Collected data
____________
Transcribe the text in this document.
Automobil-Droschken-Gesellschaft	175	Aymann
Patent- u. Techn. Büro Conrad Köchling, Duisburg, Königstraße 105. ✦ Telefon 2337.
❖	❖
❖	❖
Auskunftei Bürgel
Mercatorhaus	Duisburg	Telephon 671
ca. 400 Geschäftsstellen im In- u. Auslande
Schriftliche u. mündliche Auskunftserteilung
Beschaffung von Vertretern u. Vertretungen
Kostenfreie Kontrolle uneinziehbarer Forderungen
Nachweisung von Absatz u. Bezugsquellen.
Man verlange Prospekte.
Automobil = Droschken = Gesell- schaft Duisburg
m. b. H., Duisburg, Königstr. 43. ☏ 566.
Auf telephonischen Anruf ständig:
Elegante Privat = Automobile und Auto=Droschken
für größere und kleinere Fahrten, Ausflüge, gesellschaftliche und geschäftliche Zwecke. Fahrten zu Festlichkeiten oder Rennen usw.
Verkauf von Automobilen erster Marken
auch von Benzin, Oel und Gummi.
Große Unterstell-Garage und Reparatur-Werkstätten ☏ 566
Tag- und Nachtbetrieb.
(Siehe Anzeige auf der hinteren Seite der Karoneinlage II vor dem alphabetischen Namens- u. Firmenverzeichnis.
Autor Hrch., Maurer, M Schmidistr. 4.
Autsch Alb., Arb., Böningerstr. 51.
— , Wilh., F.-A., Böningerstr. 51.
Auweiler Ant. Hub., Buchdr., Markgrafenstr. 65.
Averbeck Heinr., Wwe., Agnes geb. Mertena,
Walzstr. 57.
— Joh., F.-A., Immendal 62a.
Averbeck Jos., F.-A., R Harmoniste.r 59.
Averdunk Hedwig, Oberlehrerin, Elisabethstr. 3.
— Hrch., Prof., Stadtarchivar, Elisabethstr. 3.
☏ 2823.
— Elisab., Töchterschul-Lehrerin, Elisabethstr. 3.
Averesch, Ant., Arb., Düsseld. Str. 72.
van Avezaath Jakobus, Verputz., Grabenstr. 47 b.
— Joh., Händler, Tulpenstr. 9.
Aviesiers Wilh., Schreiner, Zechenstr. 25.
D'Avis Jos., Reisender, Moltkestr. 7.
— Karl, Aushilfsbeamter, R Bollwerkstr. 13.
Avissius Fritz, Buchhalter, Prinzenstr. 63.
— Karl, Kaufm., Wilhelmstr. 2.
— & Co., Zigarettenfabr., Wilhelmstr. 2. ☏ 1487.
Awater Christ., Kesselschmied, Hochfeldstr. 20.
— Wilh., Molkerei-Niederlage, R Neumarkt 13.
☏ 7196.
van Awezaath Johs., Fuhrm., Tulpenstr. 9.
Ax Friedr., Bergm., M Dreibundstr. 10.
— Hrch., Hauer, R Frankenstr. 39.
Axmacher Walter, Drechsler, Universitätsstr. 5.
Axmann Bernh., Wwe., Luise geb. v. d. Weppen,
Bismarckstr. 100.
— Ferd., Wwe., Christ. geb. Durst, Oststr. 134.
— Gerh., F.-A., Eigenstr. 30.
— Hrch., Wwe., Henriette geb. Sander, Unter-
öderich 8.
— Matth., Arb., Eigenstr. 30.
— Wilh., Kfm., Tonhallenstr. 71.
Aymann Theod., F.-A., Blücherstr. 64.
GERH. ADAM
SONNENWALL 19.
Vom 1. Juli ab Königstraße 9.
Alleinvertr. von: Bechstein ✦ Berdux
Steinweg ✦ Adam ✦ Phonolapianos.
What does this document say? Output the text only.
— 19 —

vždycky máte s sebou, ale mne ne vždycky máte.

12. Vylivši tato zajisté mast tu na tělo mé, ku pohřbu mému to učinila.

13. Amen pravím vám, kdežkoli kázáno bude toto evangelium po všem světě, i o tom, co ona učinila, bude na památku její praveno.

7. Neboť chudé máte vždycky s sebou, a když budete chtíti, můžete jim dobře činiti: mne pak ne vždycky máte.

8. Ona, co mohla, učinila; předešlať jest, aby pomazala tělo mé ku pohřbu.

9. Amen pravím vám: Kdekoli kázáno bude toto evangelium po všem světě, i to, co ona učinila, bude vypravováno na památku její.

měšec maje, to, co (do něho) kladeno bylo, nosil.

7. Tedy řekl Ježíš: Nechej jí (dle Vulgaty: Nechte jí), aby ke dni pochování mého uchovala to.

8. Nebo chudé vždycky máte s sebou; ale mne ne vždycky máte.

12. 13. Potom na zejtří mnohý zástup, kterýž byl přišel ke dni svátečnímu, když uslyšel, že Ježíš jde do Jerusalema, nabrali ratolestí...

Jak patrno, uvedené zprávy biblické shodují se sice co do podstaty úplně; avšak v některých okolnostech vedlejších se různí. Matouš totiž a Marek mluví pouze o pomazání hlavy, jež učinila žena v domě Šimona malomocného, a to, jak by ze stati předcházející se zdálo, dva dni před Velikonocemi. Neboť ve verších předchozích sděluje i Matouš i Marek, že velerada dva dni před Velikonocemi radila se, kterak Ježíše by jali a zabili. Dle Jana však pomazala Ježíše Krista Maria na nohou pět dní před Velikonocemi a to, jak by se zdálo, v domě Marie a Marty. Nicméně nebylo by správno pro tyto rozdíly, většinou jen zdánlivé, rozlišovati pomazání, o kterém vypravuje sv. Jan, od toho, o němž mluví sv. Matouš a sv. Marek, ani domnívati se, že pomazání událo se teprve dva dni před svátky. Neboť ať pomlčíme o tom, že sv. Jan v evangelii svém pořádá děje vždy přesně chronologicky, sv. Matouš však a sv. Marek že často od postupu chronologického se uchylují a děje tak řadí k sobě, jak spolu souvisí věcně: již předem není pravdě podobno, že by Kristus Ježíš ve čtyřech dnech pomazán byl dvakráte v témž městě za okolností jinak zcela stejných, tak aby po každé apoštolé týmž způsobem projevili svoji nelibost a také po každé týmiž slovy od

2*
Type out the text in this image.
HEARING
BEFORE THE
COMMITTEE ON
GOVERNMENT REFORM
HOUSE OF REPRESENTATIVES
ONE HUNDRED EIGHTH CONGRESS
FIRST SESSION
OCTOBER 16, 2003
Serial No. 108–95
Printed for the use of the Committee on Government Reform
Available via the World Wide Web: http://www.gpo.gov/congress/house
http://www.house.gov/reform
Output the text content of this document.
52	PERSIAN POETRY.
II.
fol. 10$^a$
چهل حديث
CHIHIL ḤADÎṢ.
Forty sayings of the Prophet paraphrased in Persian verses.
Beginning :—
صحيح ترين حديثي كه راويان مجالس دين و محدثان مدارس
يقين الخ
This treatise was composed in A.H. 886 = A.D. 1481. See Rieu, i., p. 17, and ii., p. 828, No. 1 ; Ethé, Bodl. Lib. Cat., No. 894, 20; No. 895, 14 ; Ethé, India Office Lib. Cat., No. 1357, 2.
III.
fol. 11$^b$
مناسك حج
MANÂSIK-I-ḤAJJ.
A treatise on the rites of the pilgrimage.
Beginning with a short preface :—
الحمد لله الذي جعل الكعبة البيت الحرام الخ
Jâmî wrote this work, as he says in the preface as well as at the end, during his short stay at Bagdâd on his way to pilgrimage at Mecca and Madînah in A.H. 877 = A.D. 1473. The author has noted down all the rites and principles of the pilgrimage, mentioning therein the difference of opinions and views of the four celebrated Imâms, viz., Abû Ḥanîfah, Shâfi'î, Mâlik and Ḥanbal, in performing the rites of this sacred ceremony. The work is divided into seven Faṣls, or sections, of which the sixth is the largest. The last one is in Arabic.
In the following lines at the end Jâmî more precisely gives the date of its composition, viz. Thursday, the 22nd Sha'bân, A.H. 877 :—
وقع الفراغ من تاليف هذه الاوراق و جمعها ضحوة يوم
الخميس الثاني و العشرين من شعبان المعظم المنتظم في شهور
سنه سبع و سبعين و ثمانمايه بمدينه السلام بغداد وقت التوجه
____________
SET TASK: Identify which lines contain the word "short" and copy each one.

RESPONSE TO THIS EXERCISE:
Beginning with a short preface :—
Jâmî wrote this work, as he says in the preface as well as at the end, during his short stay at Bagdâd on his way to pilgrimage at Mecca and Madînah in A.H. 877 = A.D. 1473. The author has noted down all the rites and principles of the pilgrimage, mentioning therein the difference of opinions and views of the four celebrated Imâms, viz., Abû Ḥanîfah, Shâfi'î, Mâlik and Ḥanbal, in performing the rites of this sacred ceremony. The work is divided into seven Faṣls, or sections, of which the sixth is the largest. The last one is in Arabic.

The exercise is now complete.